• [Selected extract]:
WhereYouLeftIt · 16/03/2025 18:22

AlmostAJillSandwich · 16/03/2025 17:02

Should have taken the item out of his basket/trolley and put it back on the shelf, racist prick.

My very thought!

Bonniegirlie · 16/03/2025 18:23

I would definitely have put the item back and told him off for it. I think it’s really ignorant when people do that. I would look them straight in the eyes and ask them if they meant to be so rude.

Tgfh · 16/03/2025 18:24

"Don't be so fxxking rude" in a loud voice is very very effective.

Bleeky · 16/03/2025 18:24

I’ve had British people hear my accent and say - why would you leave that great place to come to this godawful town?!?!??

Ilovelurchers · 16/03/2025 18:25

I tend to like most accents, including Welsh - I am sure yours is lovely.

I have a West Midlands accent, and sympathise - throughout my life it has been mocked and impersonated to my face on regular occasions - my second husband (a southerner) used to be quite nasty about it. When I taught in a school down South the students often mocked the way I said things too - sometimes affectionately, sometimes less so.

I am not convinced everybody who does this means it to be offensive/unkind. Nontheless, it's one of those jokes you should only really make if you are certain you know the person well and feel 100% confident you won't offend them.

• [Data to examine]:
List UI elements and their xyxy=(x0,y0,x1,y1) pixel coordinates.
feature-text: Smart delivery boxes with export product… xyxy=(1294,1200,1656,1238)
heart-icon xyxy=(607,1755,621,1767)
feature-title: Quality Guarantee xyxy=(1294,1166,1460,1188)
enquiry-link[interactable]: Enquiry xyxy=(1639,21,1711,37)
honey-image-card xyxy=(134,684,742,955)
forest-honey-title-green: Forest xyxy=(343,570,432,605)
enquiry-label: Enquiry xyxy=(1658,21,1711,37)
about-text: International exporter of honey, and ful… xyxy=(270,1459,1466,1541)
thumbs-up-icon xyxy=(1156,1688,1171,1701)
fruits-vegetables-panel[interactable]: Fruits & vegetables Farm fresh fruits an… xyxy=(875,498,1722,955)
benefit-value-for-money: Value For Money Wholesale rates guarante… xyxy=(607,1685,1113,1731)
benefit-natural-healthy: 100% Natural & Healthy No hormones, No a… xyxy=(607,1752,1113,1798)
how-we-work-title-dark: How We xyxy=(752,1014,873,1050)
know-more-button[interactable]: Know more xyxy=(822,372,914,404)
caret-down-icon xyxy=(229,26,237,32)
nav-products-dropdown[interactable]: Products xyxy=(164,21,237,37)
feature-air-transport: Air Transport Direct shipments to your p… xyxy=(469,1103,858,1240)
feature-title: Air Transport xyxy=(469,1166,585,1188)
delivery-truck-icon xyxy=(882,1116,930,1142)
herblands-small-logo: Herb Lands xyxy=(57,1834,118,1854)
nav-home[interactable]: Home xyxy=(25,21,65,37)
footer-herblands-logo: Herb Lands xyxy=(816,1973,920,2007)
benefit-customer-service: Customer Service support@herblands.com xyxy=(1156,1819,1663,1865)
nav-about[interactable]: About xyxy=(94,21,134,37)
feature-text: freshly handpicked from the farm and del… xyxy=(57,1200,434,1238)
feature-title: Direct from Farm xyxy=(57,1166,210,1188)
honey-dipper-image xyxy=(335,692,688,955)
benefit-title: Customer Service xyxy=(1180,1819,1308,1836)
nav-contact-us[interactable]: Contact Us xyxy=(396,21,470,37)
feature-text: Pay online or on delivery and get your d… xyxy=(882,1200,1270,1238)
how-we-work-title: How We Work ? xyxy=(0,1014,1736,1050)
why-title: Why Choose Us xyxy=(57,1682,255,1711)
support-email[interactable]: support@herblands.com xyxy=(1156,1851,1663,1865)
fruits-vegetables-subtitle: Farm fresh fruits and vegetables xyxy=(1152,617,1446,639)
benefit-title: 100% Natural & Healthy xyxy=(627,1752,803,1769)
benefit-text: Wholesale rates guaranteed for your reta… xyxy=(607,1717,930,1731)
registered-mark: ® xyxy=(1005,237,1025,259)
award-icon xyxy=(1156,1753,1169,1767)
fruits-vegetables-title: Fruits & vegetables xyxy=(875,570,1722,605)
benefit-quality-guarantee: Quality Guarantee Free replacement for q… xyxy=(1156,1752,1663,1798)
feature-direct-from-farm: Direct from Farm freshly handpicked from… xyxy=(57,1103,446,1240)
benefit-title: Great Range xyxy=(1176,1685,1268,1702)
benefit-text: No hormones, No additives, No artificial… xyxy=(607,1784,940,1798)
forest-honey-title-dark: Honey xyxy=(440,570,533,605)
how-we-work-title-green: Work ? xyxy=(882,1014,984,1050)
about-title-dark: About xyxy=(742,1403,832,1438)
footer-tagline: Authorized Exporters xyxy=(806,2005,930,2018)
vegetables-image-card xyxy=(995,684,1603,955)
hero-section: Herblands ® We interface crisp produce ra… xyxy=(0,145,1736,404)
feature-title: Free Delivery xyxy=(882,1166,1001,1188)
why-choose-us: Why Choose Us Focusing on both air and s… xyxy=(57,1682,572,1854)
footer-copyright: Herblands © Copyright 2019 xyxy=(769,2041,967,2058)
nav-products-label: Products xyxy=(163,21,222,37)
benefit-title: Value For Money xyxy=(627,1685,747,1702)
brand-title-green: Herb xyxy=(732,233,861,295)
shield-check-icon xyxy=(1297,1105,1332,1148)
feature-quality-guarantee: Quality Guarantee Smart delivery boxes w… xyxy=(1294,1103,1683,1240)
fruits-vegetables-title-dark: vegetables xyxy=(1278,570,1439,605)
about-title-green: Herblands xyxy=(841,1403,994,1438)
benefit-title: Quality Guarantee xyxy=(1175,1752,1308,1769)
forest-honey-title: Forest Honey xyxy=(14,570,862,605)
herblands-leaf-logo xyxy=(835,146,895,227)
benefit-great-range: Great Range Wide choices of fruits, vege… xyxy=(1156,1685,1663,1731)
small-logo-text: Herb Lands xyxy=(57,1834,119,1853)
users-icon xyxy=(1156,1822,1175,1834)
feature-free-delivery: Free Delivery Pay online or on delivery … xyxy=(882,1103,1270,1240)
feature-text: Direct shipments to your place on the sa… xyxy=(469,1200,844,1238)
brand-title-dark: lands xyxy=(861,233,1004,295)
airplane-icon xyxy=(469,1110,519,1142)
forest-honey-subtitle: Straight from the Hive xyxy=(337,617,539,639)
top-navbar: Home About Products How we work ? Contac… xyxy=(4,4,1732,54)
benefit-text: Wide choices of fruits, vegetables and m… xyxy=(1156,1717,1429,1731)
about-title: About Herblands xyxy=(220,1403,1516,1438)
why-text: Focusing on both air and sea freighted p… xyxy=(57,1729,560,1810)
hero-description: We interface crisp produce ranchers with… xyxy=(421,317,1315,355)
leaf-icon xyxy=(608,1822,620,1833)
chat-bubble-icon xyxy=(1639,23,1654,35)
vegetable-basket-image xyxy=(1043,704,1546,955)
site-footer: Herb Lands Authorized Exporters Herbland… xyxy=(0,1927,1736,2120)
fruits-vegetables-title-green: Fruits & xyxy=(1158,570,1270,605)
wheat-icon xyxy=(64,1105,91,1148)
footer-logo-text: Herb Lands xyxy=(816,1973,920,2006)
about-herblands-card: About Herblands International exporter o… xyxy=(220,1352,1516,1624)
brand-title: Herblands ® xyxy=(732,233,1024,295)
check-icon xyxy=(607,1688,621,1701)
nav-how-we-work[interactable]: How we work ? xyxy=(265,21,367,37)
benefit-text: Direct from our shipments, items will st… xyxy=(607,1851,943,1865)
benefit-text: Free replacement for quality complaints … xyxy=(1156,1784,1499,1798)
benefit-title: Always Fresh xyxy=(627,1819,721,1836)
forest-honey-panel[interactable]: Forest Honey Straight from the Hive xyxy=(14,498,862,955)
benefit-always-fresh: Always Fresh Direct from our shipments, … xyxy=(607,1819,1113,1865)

• [Exercise objective]: In the forum thread about accents, copy the stretch from "Bleeky · 16/03/2025" through "won't offend them.", replacing "students" with "pupils".

• [Solution for this task]:
Bleeky · 16/03/2025 18:24

I’ve had British people hear my accent and say - why would you leave that great place to come to this godawful town?!?!??

Ilovelurchers · 16/03/2025 18:25

I tend to like most accents, including Welsh - I am sure yours is lovely.

I have a West Midlands accent, and sympathise - throughout my life it has been mocked and impersonated to my face on regular occasions - my second husband (a southerner) used to be quite nasty about it. When I taught in a school down South the pupils often mocked the way I said things too - sometimes affectionately, sometimes less so.

I am not convinced everybody who does this means it to be offensive/unkind. Nontheless, it's one of those jokes you should only really make if you are certain you know the person well and feel 100% confident you won't offend them.